DIRECTIONS:
Retype each record shown below, leaving every character as it is.

DATASET ENTRIES:
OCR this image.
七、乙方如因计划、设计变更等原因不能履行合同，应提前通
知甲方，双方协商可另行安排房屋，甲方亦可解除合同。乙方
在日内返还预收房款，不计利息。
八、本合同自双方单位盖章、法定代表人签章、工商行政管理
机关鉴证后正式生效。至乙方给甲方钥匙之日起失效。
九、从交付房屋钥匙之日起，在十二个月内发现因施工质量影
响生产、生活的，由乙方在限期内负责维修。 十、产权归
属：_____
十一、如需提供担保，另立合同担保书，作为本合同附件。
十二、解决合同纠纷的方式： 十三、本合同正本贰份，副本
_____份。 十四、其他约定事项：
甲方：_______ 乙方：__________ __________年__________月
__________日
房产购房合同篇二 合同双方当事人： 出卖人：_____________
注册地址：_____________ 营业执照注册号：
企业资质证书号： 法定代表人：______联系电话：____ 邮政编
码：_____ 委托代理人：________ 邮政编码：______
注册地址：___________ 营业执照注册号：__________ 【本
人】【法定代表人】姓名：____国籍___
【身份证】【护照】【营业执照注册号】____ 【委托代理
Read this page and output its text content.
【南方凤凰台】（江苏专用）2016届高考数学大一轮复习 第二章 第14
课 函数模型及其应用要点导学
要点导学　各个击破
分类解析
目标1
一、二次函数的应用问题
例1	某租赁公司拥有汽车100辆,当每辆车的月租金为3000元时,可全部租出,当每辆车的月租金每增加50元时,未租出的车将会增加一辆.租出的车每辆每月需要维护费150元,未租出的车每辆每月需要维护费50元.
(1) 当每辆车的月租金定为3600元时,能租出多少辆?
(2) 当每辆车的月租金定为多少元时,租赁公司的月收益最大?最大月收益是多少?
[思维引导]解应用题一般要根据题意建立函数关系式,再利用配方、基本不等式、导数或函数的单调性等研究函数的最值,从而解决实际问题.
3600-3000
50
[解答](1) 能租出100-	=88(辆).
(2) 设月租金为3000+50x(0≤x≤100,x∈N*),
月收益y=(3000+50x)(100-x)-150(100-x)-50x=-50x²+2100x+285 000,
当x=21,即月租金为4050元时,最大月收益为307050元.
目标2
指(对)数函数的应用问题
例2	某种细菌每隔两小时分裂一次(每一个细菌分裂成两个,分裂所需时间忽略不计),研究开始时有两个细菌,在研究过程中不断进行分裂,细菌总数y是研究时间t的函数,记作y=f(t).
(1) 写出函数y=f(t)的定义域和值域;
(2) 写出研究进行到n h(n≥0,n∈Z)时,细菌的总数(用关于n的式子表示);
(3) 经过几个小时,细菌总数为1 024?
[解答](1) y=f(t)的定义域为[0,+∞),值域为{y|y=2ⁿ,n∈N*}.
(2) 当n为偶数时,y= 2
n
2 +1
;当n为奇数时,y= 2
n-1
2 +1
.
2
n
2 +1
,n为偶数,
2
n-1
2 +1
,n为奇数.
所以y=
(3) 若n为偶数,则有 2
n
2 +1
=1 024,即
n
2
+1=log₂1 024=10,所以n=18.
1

SOLUTION FOR THIS EXERCISE:
OCR this image.
七、乙方如因计划、设计变更等原因不能履行合同，应提前通
知甲方，双方协商可另行安排房屋，甲方亦可解除合同。乙方
在日内返还预收房款，不计利息。
八、本合同自双方单位盖章、法定代表人签章、工商行政管理
机关鉴证后正式生效。至乙方给甲方钥匙之日起失效。
九、从交付房屋钥匙之日起，在十二个月内发现因施工质量影
响生产、生活的，由乙方在限期内负责维修。 十、产权归
属：_____
十一、如需提供担保，另立合同担保书，作为本合同附件。
十二、解决合同纠纷的方式： 十三、本合同正本贰份，副本
_____份。 十四、其他约定事项：
甲方：_______ 乙方：__________ __________年__________月
__________日
房产购房合同篇二 合同双方当事人： 出卖人：_____________
注册地址：_____________ 营业执照注册号：
企业资质证书号： 法定代表人：______联系电话：____ 邮政编
码：_____ 委托代理人：________ 邮政编码：______
注册地址：___________ 营业执照注册号：__________ 【本
人】【法定代表人】姓名：____国籍___
【身份证】【护照】【营业执照注册号】____ 【委托代理
Read this page and output its text content.
【南方凤凰台】（江苏专用）2016届高考数学大一轮复习 第二章 第14
课 函数模型及其应用要点导学
要点导学　各个击破
分类解析
目标1
一、二次函数的应用问题
例1	某租赁公司拥有汽车100辆,当每辆车的月租金为3000元时,可全部租出,当每辆车的月租金每增加50元时,未租出的车将会增加一辆.租出的车每辆每月需要维护费150元,未租出的车每辆每月需要维护费50元.
(1) 当每辆车的月租金定为3600元时,能租出多少辆?
(2) 当每辆车的月租金定为多少元时,租赁公司的月收益最大?最大月收益是多少?
[思维引导]解应用题一般要根据题意建立函数关系式,再利用配方、基本不等式、导数或函数的单调性等研究函数的最值,从而解决实际问题.
3600-3000
50
[解答](1) 能租出100-	=88(辆).
(2) 设月租金为3000+50x(0≤x≤100,x∈N*),
月收益y=(3000+50x)(100-x)-150(100-x)-50x=-50x²+2100x+285 000,
当x=21,即月租金为4050元时,最大月收益为307050元.
目标2
指(对)数函数的应用问题
例2	某种细菌每隔两小时分裂一次(每一个细菌分裂成两个,分裂所需时间忽略不计),研究开始时有两个细菌,在研究过程中不断进行分裂,细菌总数y是研究时间t的函数,记作y=f(t).
(1) 写出函数y=f(t)的定义域和值域;
(2) 写出研究进行到n h(n≥0,n∈Z)时,细菌的总数(用关于n的式子表示);
(3) 经过几个小时,细菌总数为1 024?
[解答](1) y=f(t)的定义域为[0,+∞),值域为{y|y=2ⁿ,n∈N*}.
(2) 当n为偶数时,y= 2
n
2 +1
;当n为奇数时,y= 2
n-1
2 +1
.
2
n
2 +1
,n为偶数,
2
n-1
2 +1
,n为奇数.
所以y=
(3) 若n为偶数,则有 2
n
2 +1
=1 024,即
n
2
+1=log₂1 024=10,所以n=18.
1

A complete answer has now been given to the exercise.